**Data lines**
+ + + +
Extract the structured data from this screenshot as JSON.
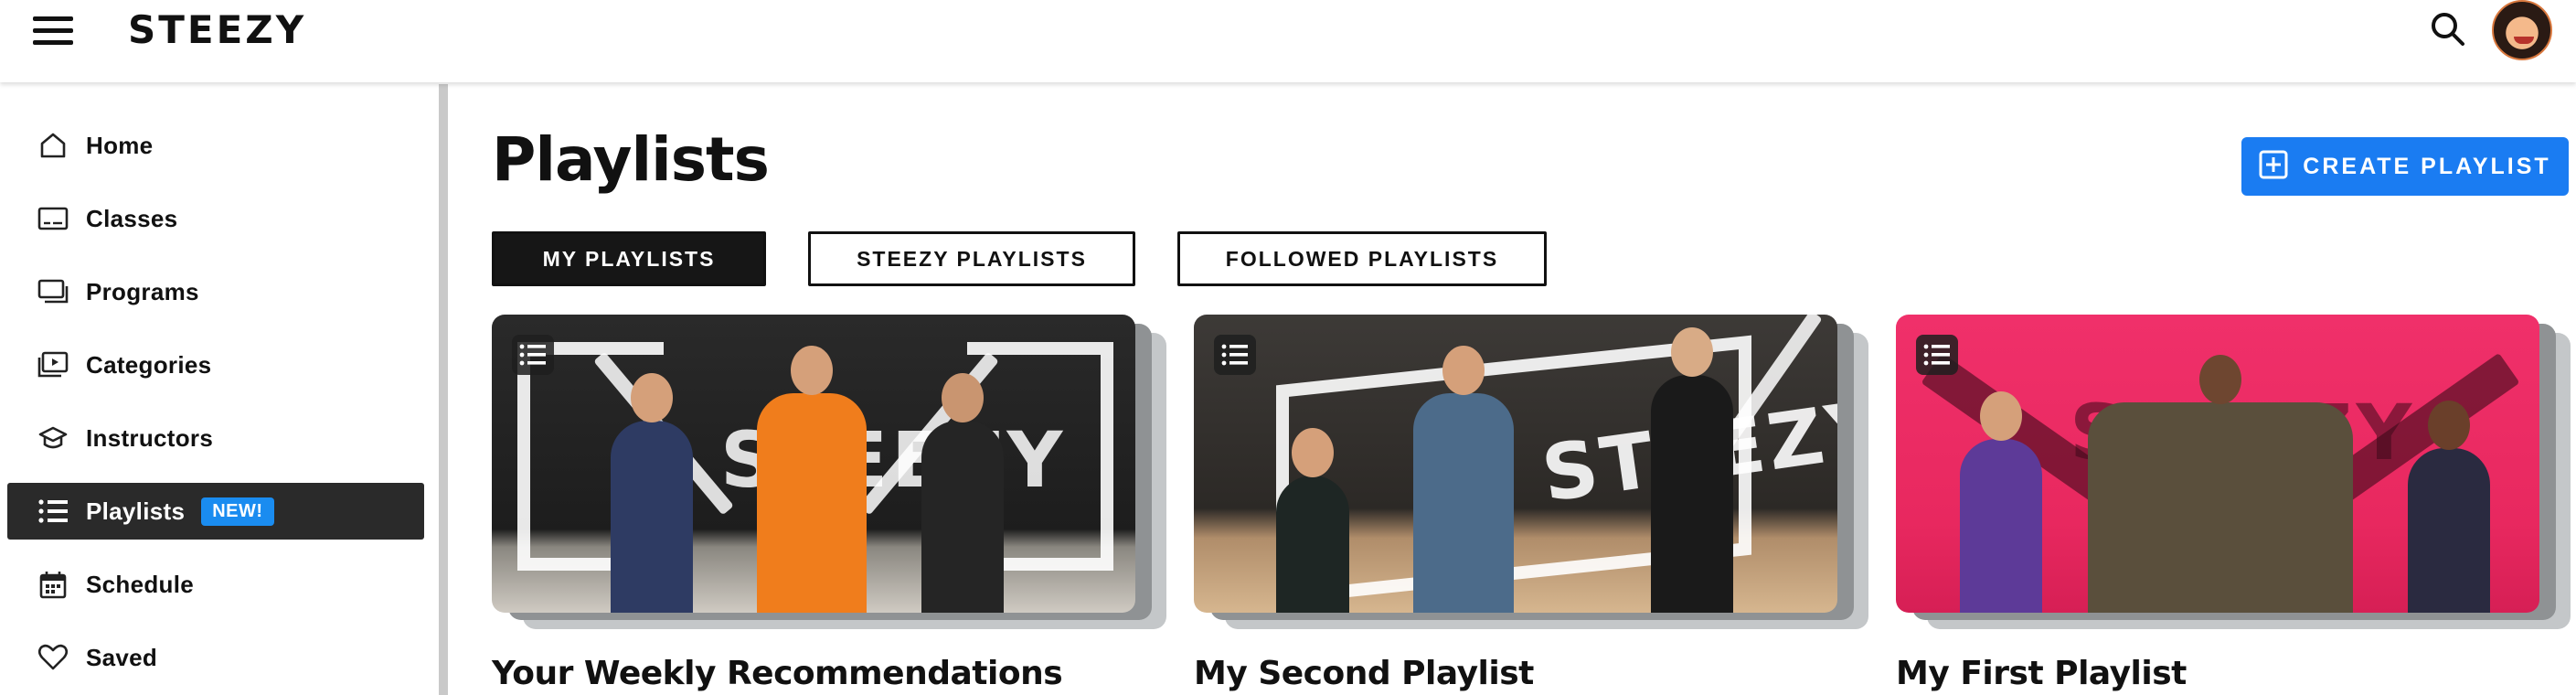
{
  "header": {
    "logo": "STEEZY"
  },
  "sidebar": {
    "items": [
      {
        "label": "Home",
        "icon": "home-icon"
      },
      {
        "label": "Classes",
        "icon": "classes-icon"
      },
      {
        "label": "Programs",
        "icon": "programs-icon"
      },
      {
        "label": "Categories",
        "icon": "categories-icon"
      },
      {
        "label": "Instructors",
        "icon": "instructors-icon"
      },
      {
        "label": "Playlists",
        "icon": "list-icon",
        "badge": "NEW!",
        "active": true
      },
      {
        "label": "Schedule",
        "icon": "calendar-icon"
      },
      {
        "label": "Saved",
        "icon": "heart-icon"
      }
    ]
  },
  "main": {
    "title": "Playlists",
    "create_button": "CREATE PLAYLIST",
    "tabs": [
      {
        "label": "MY PLAYLISTS",
        "active": true
      },
      {
        "label": "STEEZY PLAYLISTS",
        "active": false
      },
      {
        "label": "FOLLOWED PLAYLISTS",
        "active": false
      }
    ],
    "playlists": [
      {
        "title": "Your Weekly Recommendations",
        "thumb_watermark": "STEEZY"
      },
      {
        "title": "My Second Playlist",
        "thumb_watermark": "STEEZY"
      },
      {
        "title": "My First Playlist",
        "thumb_watermark": "STEEZY"
      }
    ]
  },
  "colors": {
    "accent": "#1a7cf2",
    "badge": "#1a8cf0",
    "active_nav": "#2a2a2a",
    "card3_background": "#f0306a"
  }
}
+ + + +
**Required task**
Of all the lines in the entries, how many contain the word "title"? Give only the number.

**Answer**
4